Count every line that has the word "from" in it; give no more than the number.

Collected data entries:
※ ※ ※

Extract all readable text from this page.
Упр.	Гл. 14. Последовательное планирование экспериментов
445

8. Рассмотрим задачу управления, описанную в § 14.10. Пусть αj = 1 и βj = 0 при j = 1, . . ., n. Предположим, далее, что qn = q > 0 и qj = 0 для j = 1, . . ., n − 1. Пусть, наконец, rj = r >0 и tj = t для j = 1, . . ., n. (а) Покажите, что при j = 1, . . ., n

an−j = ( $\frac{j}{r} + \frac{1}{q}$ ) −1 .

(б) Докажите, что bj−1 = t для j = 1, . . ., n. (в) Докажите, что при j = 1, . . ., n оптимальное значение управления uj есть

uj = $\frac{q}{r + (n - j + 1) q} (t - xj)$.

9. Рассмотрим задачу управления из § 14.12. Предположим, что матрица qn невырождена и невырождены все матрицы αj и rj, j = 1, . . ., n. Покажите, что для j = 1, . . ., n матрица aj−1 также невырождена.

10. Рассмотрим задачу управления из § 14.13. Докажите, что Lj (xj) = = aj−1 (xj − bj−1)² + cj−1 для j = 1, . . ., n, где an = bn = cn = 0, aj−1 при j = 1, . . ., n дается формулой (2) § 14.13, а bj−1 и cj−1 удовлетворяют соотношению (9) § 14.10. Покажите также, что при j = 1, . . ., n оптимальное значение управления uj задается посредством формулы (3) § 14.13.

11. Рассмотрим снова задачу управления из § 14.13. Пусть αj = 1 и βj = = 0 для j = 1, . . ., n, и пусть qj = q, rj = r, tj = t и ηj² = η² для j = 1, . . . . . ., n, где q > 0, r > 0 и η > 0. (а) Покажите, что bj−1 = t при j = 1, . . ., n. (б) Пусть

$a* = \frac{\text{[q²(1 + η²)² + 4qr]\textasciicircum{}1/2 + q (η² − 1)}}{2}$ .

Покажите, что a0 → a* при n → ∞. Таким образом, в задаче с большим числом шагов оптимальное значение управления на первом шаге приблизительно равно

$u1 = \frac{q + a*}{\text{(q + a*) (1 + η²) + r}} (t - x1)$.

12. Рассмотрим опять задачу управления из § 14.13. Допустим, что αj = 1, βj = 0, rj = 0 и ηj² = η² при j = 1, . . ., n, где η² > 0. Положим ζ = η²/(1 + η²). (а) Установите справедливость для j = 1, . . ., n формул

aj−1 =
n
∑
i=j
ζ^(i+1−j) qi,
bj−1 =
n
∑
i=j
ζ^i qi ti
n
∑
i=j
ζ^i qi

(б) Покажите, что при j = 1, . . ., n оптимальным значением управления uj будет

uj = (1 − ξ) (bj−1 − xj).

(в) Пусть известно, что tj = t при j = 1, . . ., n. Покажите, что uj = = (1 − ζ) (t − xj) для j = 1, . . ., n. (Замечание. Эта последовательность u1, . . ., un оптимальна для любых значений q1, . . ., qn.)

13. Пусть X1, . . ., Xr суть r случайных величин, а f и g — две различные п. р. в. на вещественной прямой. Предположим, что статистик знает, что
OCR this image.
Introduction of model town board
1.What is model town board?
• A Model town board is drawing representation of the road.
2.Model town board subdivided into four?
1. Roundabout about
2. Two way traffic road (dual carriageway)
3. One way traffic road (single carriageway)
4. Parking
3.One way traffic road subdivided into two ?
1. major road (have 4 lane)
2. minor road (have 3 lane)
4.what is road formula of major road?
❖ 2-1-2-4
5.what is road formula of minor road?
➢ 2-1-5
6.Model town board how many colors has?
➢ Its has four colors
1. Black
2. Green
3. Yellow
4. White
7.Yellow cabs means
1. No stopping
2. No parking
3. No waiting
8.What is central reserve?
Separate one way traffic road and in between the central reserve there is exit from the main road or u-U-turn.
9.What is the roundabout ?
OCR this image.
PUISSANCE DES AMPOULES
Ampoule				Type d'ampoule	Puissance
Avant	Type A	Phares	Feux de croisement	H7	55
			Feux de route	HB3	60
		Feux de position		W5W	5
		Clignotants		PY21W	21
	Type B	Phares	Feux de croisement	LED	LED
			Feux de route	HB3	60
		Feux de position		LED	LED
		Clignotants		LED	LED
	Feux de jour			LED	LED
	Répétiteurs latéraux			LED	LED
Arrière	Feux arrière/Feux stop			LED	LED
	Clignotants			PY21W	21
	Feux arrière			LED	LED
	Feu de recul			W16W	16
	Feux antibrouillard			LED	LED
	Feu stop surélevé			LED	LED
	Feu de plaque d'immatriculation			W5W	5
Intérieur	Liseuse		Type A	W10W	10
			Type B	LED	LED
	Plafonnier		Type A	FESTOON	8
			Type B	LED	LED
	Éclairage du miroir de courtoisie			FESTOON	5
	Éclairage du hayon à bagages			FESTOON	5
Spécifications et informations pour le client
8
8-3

※ ※ ※

- _Response to the exercise_
2